> [Requirement]
Wherever the string "begins" appears in the listing, copy that line.

> [Provided information]
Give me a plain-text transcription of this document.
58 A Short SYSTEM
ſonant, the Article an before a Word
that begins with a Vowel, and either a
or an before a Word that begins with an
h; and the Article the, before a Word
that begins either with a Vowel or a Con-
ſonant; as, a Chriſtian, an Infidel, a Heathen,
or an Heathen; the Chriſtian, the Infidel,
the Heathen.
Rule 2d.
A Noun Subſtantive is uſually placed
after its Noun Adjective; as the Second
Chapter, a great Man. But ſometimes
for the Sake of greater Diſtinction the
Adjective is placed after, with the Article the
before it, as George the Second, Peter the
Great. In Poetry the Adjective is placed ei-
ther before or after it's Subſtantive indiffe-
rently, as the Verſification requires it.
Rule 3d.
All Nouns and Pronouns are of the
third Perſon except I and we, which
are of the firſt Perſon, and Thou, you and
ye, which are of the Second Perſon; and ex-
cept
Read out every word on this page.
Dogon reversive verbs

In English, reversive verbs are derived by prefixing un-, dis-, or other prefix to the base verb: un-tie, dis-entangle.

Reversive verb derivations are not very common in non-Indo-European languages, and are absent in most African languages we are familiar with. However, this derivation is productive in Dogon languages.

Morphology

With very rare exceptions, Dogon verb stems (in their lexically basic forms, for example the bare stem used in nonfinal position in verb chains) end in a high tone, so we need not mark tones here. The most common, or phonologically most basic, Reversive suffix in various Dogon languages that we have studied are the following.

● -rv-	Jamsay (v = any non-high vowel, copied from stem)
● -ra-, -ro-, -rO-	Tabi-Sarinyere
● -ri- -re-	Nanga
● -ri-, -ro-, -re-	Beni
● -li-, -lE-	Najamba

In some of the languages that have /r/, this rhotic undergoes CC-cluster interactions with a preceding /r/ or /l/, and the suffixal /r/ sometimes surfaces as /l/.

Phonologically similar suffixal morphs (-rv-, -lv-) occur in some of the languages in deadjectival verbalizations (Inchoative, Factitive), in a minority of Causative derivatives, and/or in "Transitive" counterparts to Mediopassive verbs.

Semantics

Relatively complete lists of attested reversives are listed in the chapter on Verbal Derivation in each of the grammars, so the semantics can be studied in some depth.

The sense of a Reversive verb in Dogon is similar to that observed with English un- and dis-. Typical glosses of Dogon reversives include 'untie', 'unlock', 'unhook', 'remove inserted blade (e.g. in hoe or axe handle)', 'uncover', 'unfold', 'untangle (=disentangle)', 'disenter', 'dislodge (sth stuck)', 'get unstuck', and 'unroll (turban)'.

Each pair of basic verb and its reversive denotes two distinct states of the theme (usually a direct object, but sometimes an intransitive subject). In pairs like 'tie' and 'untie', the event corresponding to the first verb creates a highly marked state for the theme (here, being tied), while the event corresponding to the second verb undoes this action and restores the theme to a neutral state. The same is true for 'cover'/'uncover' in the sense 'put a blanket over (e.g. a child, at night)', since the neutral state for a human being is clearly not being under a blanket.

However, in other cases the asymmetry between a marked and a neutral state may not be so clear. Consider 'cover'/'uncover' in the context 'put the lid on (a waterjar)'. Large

> [Output of the exercise]
that begins with a Vowel, and either a
or an before a Word that begins with an
that begins either with a Vowel or a Con-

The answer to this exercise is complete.